▶ Given exercise:
Repeat the records below exactly, leaving out any pictures.

▶ Input records:

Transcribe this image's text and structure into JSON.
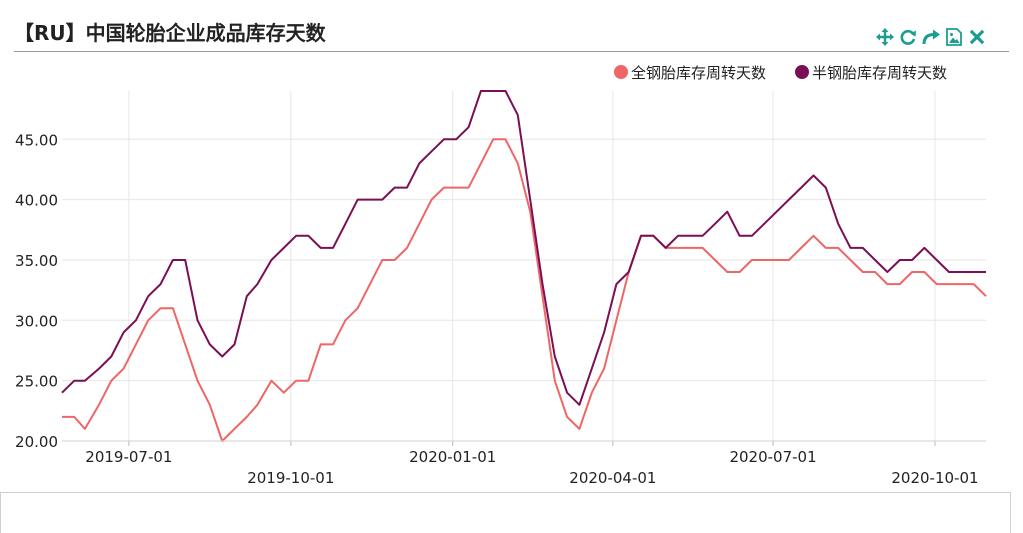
{
  "title": "【RU】中国轮胎企业成品库存天数",
  "toolbar": [
    {
      "icon": "move-icon",
      "name": "toolbar-move-button"
    },
    {
      "icon": "refresh-icon",
      "name": "toolbar-refresh-button"
    },
    {
      "icon": "share-icon",
      "name": "toolbar-share-button"
    },
    {
      "icon": "image-icon",
      "name": "toolbar-image-button"
    },
    {
      "icon": "close-icon",
      "name": "toolbar-close-button"
    }
  ],
  "colors": {
    "toolbar": "#1a9e8f",
    "series_all_steel": "#ee6666",
    "series_semi_steel": "#7a0f55",
    "grid": "#e6e6e6"
  },
  "chart_data": {
    "type": "line",
    "title": "【RU】中国轮胎企业成品库存天数",
    "xlabel": "",
    "ylabel": "",
    "ylim": [
      20,
      49
    ],
    "yticks": [
      "20.00",
      "25.00",
      "30.00",
      "35.00",
      "40.00",
      "45.00"
    ],
    "yticks_values": [
      20,
      25,
      30,
      35,
      40,
      45
    ],
    "xticks": [
      "2019-07-01",
      "2019-10-01",
      "2020-01-01",
      "2020-04-01",
      "2020-07-01",
      "2020-10-01"
    ],
    "grid": true,
    "legend_position": "top-right",
    "x": [
      "2019-05-24",
      "2019-05-31",
      "2019-06-06",
      "2019-06-14",
      "2019-06-21",
      "2019-06-28",
      "2019-07-05",
      "2019-07-12",
      "2019-07-19",
      "2019-07-26",
      "2019-08-02",
      "2019-08-09",
      "2019-08-16",
      "2019-08-23",
      "2019-08-30",
      "2019-09-06",
      "2019-09-12",
      "2019-09-20",
      "2019-09-27",
      "2019-10-04",
      "2019-10-11",
      "2019-10-18",
      "2019-10-25",
      "2019-11-01",
      "2019-11-08",
      "2019-11-15",
      "2019-11-22",
      "2019-11-29",
      "2019-12-06",
      "2019-12-13",
      "2019-12-20",
      "2019-12-27",
      "2020-01-03",
      "2020-01-10",
      "2020-01-17",
      "2020-01-24",
      "2020-01-31",
      "2020-02-07",
      "2020-02-14",
      "2020-02-21",
      "2020-02-28",
      "2020-03-06",
      "2020-03-13",
      "2020-03-20",
      "2020-03-27",
      "2020-04-03",
      "2020-04-10",
      "2020-04-17",
      "2020-04-24",
      "2020-05-01",
      "2020-05-08",
      "2020-05-15",
      "2020-05-22",
      "2020-05-29",
      "2020-06-05",
      "2020-06-12",
      "2020-06-19",
      "2020-06-26",
      "2020-07-03",
      "2020-07-10",
      "2020-07-17",
      "2020-07-24",
      "2020-07-31",
      "2020-08-07",
      "2020-08-14",
      "2020-08-21",
      "2020-08-28",
      "2020-09-04",
      "2020-09-11",
      "2020-09-18",
      "2020-09-25",
      "2020-10-02",
      "2020-10-09",
      "2020-10-16",
      "2020-10-23",
      "2020-10-30"
    ],
    "series": [
      {
        "name": "全钢胎库存周转天数",
        "color": "#ee6666",
        "values": [
          22,
          22,
          21,
          23,
          25,
          26,
          28,
          30,
          31,
          31,
          28,
          25,
          23,
          20,
          21,
          22,
          23,
          25,
          24,
          25,
          25,
          28,
          28,
          30,
          31,
          33,
          35,
          35,
          36,
          38,
          40,
          41,
          41,
          41,
          43,
          45,
          45,
          43,
          39,
          32,
          25,
          22,
          21,
          24,
          26,
          30,
          34,
          37,
          37,
          36,
          36,
          36,
          36,
          35,
          34,
          34,
          35,
          35,
          35,
          35,
          36,
          37,
          36,
          36,
          35,
          34,
          34,
          33,
          33,
          34,
          34,
          33,
          33,
          33,
          33,
          32
        ]
      },
      {
        "name": "半钢胎库存周转天数",
        "color": "#7a0f55",
        "values": [
          24,
          25,
          25,
          26,
          27,
          29,
          30,
          32,
          33,
          35,
          35,
          30,
          28,
          27,
          28,
          32,
          33,
          35,
          36,
          37,
          37,
          36,
          36,
          38,
          40,
          40,
          40,
          41,
          41,
          43,
          44,
          45,
          45,
          46,
          49,
          49,
          49,
          47,
          40,
          33,
          27,
          24,
          23,
          26,
          29,
          33,
          34,
          37,
          37,
          36,
          37,
          37,
          37,
          38,
          39,
          37,
          37,
          38,
          39,
          40,
          41,
          42,
          41,
          38,
          36,
          36,
          35,
          34,
          35,
          35,
          36,
          35,
          34,
          34,
          34,
          34
        ]
      }
    ]
  }
}
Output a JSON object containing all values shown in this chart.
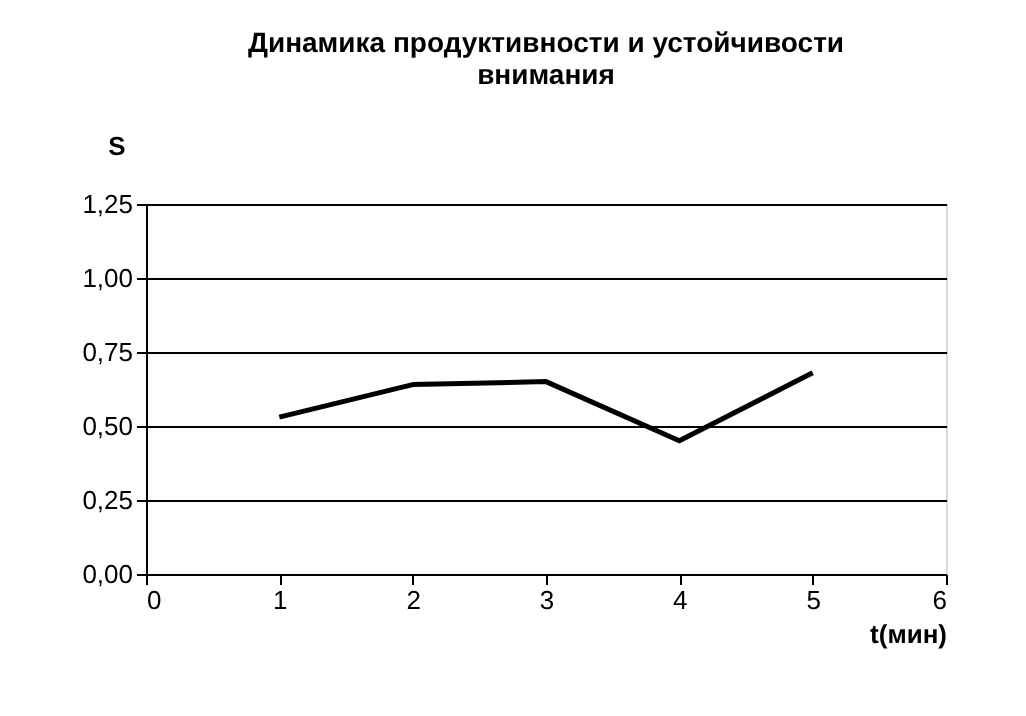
{
  "chart_data": {
    "type": "line",
    "title": "Динамика продуктивности и устойчивости внимания",
    "xlabel": "t(мин)",
    "ylabel": "S",
    "x": [
      1,
      2,
      3,
      4,
      5
    ],
    "series": [
      {
        "color": "#000000",
        "values": [
          0.53,
          0.64,
          0.65,
          0.45,
          0.68
        ]
      }
    ],
    "xlim": [
      0,
      6
    ],
    "xticks": [
      0,
      1,
      2,
      3,
      4,
      5,
      6
    ],
    "ylim": [
      0,
      1.25
    ],
    "yticks": [
      {
        "value": 0,
        "label": "0,00"
      },
      {
        "value": 0.25,
        "label": "0,25"
      },
      {
        "value": 0.5,
        "label": "0,50"
      },
      {
        "value": 0.75,
        "label": "0,75"
      },
      {
        "value": 1.0,
        "label": "1,00"
      },
      {
        "value": 1.25,
        "label": "1,25"
      }
    ],
    "grid": "y",
    "marker": "none",
    "line_style": "solid"
  }
}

▶ Task response:
Transcribe this image's text and structure into JSON.
{
  "title": "【RU】中国轮胎企业成品库存天数",
  "toolbar": [
    {
      "icon": "move-icon",
      "name": "toolbar-move-button"
    },
    {
      "icon": "refresh-icon",
      "name": "toolbar-refresh-button"
    },
    {
      "icon": "share-icon",
      "name": "toolbar-share-button"
    },
    {
      "icon": "image-icon",
      "name": "toolbar-image-button"
    },
    {
      "icon": "close-icon",
      "name": "toolbar-close-button"
    }
  ],
  "colors": {
    "toolbar": "#1a9e8f",
    "series_all_steel": "#ee6666",
    "series_semi_steel": "#7a0f55",
    "grid": "#e6e6e6"
  },
  "chart_data": {
    "type": "line",
    "title": "【RU】中国轮胎企业成品库存天数",
    "xlabel": "",
    "ylabel": "",
    "ylim": [
      20,
      49
    ],
    "yticks": [
      "20.00",
      "25.00",
      "30.00",
      "35.00",
      "40.00",
      "45.00"
    ],
    "yticks_values": [
      20,
      25,
      30,
      35,
      40,
      45
    ],
    "xticks": [
      "2019-07-01",
      "2019-10-01",
      "2020-01-01",
      "2020-04-01",
      "2020-07-01",
      "2020-10-01"
    ],
    "grid": true,
    "legend_position": "top-right",
    "x": [
      "2019-05-24",
      "2019-05-31",
      "2019-06-06",
      "2019-06-14",
      "2019-06-21",
      "2019-06-28",
      "2019-07-05",
      "2019-07-12",
      "2019-07-19",
      "2019-07-26",
      "2019-08-02",
      "2019-08-09",
      "2019-08-16",
      "2019-08-23",
      "2019-08-30",
      "2019-09-06",
      "2019-09-12",
      "2019-09-20",
      "2019-09-27",
      "2019-10-04",
      "2019-10-11",
      "2019-10-18",
      "2019-10-25",
      "2019-11-01",
      "2019-11-08",
      "2019-11-15",
      "2019-11-22",
      "2019-11-29",
      "2019-12-06",
      "2019-12-13",
      "2019-12-20",
      "2019-12-27",
      "2020-01-03",
      "2020-01-10",
      "2020-01-17",
      "2020-01-24",
      "2020-01-31",
      "2020-02-07",
      "2020-02-14",
      "2020-02-21",
      "2020-02-28",
      "2020-03-06",
      "2020-03-13",
      "2020-03-20",
      "2020-03-27",
      "2020-04-03",
      "2020-04-10",
      "2020-04-17",
      "2020-04-24",
      "2020-05-01",
      "2020-05-08",
      "2020-05-15",
      "2020-05-22",
      "2020-05-29",
      "2020-06-05",
      "2020-06-12",
      "2020-06-19",
      "2020-06-26",
      "2020-07-03",
      "2020-07-10",
      "2020-07-17",
      "2020-07-24",
      "2020-07-31",
      "2020-08-07",
      "2020-08-14",
      "2020-08-21",
      "2020-08-28",
      "2020-09-04",
      "2020-09-11",
      "2020-09-18",
      "2020-09-25",
      "2020-10-02",
      "2020-10-09",
      "2020-10-16",
      "2020-10-23",
      "2020-10-30"
    ],
    "series": [
      {
        "name": "全钢胎库存周转天数",
        "color": "#ee6666",
        "values": [
          22,
          22,
          21,
          23,
          25,
          26,
          28,
          30,
          31,
          31,
          28,
          25,
          23,
          20,
          21,
          22,
          23,
          25,
          24,
          25,
          25,
          28,
          28,
          30,
          31,
          33,
          35,
          35,
          36,
          38,
          40,
          41,
          41,
          41,
          43,
          45,
          45,
          43,
          39,
          32,
          25,
          22,
          21,
          24,
          26,
          30,
          34,
          37,
          37,
          36,
          36,
          36,
          36,
          35,
          34,
          34,
          35,
          35,
          35,
          35,
          36,
          37,
          36,
          36,
          35,
          34,
          34,
          33,
          33,
          34,
          34,
          33,
          33,
          33,
          33,
          32
        ]
      },
      {
        "name": "半钢胎库存周转天数",
        "color": "#7a0f55",
        "values": [
          24,
          25,
          25,
          26,
          27,
          29,
          30,
          32,
          33,
          35,
          35,
          30,
          28,
          27,
          28,
          32,
          33,
          35,
          36,
          37,
          37,
          36,
          36,
          38,
          40,
          40,
          40,
          41,
          41,
          43,
          44,
          45,
          45,
          46,
          49,
          49,
          49,
          47,
          40,
          33,
          27,
          24,
          23,
          26,
          29,
          33,
          34,
          37,
          37,
          36,
          37,
          37,
          37,
          38,
          39,
          37,
          37,
          38,
          39,
          40,
          41,
          42,
          41,
          38,
          36,
          36,
          35,
          34,
          35,
          35,
          36,
          35,
          34,
          34,
          34,
          34
        ]
      }
    ]
  }
}
Output a JSON object containing all values shown in this chart.
{
  "chart_data": {
    "type": "line",
    "title": "Динамика продуктивности и устойчивости внимания",
    "xlabel": "t(мин)",
    "ylabel": "S",
    "x": [
      1,
      2,
      3,
      4,
      5
    ],
    "series": [
      {
        "color": "#000000",
        "values": [
          0.53,
          0.64,
          0.65,
          0.45,
          0.68
        ]
      }
    ],
    "xlim": [
      0,
      6
    ],
    "xticks": [
      0,
      1,
      2,
      3,
      4,
      5,
      6
    ],
    "ylim": [
      0,
      1.25
    ],
    "yticks": [
      {
        "value": 0,
        "label": "0,00"
      },
      {
        "value": 0.25,
        "label": "0,25"
      },
      {
        "value": 0.5,
        "label": "0,50"
      },
      {
        "value": 0.75,
        "label": "0,75"
      },
      {
        "value": 1.0,
        "label": "1,00"
      },
      {
        "value": 1.25,
        "label": "1,25"
      }
    ],
    "grid": "y",
    "marker": "none",
    "line_style": "solid"
  }
}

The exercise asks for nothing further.